▸ **Supplied entries**:
+ + + +

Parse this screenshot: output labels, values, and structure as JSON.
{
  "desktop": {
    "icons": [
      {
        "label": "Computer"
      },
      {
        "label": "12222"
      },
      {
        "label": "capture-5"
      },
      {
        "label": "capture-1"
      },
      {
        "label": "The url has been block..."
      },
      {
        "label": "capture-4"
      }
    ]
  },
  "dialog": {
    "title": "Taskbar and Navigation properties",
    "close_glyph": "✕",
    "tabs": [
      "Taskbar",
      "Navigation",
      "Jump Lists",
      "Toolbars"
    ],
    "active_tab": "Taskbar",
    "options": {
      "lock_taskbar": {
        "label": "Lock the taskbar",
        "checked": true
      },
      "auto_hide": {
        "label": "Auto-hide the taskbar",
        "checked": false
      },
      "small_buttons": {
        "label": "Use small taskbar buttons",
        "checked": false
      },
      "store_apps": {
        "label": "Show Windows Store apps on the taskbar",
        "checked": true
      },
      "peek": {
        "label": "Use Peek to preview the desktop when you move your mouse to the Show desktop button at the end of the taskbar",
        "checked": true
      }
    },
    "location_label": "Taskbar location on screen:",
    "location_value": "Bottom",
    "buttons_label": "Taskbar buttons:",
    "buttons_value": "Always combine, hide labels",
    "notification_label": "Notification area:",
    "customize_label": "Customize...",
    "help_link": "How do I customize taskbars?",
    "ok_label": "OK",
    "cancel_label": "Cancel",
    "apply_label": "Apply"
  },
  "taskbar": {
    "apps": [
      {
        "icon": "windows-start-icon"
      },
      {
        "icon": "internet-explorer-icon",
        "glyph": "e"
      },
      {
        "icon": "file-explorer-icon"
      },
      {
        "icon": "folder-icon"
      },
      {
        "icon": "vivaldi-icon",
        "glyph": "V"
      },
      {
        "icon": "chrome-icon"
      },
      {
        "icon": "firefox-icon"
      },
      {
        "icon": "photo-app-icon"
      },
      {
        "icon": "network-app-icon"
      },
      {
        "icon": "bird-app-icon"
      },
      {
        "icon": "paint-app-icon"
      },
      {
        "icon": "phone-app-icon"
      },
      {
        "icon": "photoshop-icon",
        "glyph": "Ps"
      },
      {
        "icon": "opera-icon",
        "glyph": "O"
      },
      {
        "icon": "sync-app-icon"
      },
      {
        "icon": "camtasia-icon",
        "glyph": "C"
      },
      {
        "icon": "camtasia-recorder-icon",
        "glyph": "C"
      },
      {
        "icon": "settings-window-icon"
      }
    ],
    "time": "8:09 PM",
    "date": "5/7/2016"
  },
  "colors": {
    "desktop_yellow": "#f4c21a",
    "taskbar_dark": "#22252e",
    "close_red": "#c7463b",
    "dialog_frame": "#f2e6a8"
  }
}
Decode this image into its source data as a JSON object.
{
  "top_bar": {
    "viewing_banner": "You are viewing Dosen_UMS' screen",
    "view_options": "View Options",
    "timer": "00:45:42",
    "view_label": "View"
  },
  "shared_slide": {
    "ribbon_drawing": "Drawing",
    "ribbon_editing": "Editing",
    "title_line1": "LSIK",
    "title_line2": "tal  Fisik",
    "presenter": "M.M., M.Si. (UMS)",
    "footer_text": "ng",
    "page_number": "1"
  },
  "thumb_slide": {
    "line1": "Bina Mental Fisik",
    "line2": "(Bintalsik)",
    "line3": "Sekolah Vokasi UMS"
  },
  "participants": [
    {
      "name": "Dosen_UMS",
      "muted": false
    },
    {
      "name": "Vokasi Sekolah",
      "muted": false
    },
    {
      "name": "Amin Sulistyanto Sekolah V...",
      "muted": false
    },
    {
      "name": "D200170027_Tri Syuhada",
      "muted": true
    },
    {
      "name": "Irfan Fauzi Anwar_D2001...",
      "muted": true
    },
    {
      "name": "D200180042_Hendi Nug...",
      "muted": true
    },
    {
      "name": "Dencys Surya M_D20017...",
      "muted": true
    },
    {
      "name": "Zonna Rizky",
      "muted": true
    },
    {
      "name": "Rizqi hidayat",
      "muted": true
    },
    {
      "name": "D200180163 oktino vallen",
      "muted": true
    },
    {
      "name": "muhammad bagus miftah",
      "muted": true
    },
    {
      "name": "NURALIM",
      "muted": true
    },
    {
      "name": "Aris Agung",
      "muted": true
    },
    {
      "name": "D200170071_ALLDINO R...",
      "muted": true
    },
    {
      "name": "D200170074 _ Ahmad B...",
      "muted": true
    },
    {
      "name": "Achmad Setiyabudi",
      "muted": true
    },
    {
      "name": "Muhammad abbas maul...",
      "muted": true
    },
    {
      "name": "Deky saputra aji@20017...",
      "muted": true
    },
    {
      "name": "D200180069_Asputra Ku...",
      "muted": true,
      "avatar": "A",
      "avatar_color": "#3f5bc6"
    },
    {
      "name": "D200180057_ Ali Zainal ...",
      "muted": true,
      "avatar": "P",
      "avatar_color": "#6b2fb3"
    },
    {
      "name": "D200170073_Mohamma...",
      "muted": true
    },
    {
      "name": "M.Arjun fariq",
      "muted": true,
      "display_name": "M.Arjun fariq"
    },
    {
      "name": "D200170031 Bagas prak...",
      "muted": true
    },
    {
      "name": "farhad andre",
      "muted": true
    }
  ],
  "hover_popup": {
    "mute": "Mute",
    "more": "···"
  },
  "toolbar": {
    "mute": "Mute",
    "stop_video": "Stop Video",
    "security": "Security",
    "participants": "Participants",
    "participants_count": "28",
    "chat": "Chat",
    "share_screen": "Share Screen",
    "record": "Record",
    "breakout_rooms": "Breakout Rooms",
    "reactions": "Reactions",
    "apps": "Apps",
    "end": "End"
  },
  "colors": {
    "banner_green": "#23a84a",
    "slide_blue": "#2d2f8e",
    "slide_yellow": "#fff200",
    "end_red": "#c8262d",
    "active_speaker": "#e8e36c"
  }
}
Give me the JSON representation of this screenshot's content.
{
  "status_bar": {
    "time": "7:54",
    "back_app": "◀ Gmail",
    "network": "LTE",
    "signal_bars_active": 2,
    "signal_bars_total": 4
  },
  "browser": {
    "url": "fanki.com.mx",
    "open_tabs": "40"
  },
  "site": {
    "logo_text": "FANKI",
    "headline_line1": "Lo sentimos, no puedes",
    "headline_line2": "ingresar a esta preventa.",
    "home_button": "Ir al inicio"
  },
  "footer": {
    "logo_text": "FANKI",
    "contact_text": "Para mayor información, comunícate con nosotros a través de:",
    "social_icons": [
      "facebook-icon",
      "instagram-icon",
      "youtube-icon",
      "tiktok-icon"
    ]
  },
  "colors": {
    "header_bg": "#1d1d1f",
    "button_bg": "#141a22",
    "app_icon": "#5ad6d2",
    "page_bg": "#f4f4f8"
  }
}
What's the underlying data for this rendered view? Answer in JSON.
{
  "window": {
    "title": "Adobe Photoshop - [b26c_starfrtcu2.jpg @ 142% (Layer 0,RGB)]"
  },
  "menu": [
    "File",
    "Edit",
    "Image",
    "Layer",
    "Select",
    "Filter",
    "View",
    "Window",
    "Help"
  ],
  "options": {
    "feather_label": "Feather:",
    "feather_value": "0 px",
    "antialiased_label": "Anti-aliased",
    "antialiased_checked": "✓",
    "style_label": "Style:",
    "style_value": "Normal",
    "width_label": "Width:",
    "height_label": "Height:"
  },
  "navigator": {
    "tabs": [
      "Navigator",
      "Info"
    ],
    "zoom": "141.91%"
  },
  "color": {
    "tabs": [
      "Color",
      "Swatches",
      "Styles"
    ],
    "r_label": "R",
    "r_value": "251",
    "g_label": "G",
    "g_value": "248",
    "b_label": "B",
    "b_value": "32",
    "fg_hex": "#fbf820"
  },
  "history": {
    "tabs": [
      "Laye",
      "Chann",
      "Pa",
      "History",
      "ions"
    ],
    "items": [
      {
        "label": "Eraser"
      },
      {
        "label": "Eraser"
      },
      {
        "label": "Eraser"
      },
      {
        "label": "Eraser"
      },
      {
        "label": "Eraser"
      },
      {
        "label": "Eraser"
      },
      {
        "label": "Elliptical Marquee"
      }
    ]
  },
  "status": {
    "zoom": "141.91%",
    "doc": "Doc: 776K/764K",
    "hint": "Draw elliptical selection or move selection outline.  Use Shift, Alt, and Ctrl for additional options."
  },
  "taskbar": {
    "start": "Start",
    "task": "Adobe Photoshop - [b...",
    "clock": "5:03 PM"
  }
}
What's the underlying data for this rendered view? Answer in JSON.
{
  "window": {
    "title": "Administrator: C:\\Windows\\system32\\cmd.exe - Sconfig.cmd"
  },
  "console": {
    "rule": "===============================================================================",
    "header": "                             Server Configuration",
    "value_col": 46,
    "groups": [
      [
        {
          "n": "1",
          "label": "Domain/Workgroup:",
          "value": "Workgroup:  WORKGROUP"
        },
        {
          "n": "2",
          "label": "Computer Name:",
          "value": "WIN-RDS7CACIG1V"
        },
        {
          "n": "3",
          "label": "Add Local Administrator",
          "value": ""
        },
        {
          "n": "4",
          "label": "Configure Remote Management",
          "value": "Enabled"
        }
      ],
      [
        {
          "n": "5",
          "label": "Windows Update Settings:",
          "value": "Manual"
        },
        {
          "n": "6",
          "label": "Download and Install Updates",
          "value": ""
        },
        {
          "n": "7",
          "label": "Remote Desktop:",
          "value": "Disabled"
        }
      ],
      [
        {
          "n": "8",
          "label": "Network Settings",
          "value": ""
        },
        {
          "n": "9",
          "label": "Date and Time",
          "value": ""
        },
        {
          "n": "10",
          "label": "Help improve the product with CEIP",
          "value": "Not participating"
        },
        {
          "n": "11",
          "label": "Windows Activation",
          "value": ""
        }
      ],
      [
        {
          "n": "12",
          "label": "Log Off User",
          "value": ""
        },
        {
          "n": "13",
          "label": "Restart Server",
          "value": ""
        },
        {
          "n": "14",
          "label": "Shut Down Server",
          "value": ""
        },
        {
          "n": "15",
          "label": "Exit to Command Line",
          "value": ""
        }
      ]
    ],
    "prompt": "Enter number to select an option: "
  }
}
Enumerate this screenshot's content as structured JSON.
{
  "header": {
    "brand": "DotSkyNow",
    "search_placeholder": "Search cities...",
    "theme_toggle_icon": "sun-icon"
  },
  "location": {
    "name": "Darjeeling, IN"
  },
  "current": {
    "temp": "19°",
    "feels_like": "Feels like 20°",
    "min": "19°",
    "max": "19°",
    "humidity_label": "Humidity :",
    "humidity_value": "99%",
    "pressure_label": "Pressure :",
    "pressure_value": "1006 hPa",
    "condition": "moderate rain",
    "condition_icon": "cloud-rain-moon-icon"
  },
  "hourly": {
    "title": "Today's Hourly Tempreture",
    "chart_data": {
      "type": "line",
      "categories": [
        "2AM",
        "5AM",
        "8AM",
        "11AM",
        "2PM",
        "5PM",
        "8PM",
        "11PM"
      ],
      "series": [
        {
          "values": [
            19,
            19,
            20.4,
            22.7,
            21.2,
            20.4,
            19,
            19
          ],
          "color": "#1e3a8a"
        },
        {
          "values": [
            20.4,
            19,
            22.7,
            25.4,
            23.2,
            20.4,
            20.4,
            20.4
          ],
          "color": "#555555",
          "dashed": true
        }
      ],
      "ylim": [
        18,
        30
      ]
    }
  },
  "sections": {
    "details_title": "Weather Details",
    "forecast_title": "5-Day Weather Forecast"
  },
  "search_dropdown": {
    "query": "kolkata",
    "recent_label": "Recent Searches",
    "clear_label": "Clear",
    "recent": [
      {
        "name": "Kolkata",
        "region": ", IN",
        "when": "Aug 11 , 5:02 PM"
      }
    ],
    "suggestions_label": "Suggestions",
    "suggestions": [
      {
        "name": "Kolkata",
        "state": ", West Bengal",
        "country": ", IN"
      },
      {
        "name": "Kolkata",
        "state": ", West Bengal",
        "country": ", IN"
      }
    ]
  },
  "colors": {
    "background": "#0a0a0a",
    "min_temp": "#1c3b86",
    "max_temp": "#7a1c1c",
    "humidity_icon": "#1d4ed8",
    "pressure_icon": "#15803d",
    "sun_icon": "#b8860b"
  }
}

+ + + +

▸ **Written task**: Where a line holds "Remote", copy it out.

▸ **Expected answer**:
          "label": "Configure Remote Management",
          "label": "Remote Desktop:",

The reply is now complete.